**WORK TO COMPLETE**
Select from the data all lines with the word "color".
>> Start STORED RECORDS
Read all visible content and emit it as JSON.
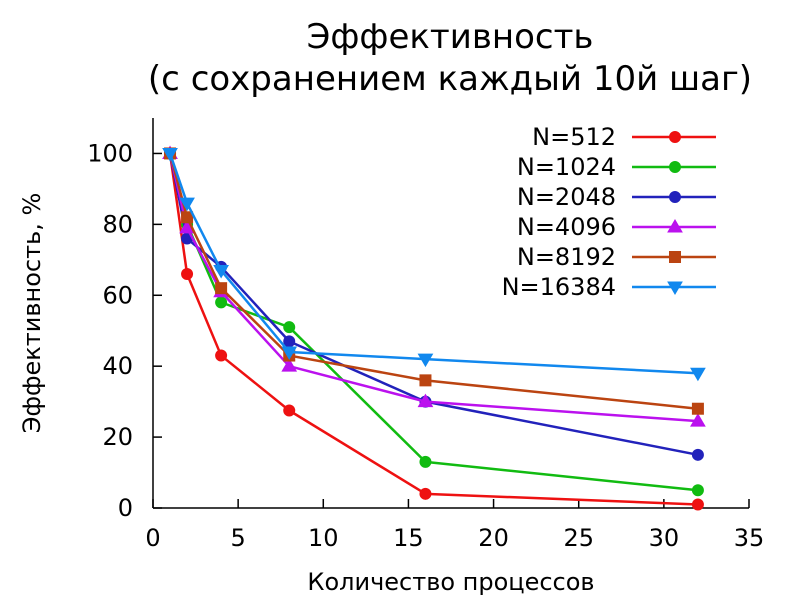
{
  "chart_data": {
    "type": "line",
    "title": "Эффективность",
    "subtitle": "(с сохранением каждый 10й шаг)",
    "xlabel": "Количество процессов",
    "ylabel": "Эффективность, %",
    "xlim": [
      0,
      35
    ],
    "ylim": [
      0,
      110
    ],
    "xticks": [
      0,
      5,
      10,
      15,
      20,
      25,
      30,
      35
    ],
    "yticks": [
      0,
      20,
      40,
      60,
      80,
      100
    ],
    "grid": false,
    "legend_position": "top-right",
    "x": [
      1,
      2,
      4,
      8,
      16,
      32
    ],
    "series": [
      {
        "name": "N=512",
        "color": "#ee1111",
        "marker": "circle",
        "values": [
          100,
          66,
          43,
          27.5,
          4,
          1
        ]
      },
      {
        "name": "N=1024",
        "color": "#11bb11",
        "marker": "circle",
        "values": [
          100,
          80,
          58,
          51,
          13,
          5
        ]
      },
      {
        "name": "N=2048",
        "color": "#2222bb",
        "marker": "circle",
        "values": [
          100,
          76,
          68,
          47,
          30,
          15
        ]
      },
      {
        "name": "N=4096",
        "color": "#bb11ee",
        "marker": "triangle-up",
        "values": [
          100,
          79,
          61,
          40,
          30,
          24.5
        ]
      },
      {
        "name": "N=8192",
        "color": "#bb4411",
        "marker": "square",
        "values": [
          100,
          82,
          62,
          43,
          36,
          28
        ]
      },
      {
        "name": "N=16384",
        "color": "#1188ee",
        "marker": "triangle-down",
        "values": [
          100,
          86,
          67,
          44,
          42,
          38
        ]
      }
    ]
  }
}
>> End STORED RECORDS
**TASK RESULT**
        "color": "#ee1111",
        "color": "#11bb11",
        "color": "#2222bb",
        "color": "#bb11ee",
        "color": "#bb4411",
        "color": "#1188ee",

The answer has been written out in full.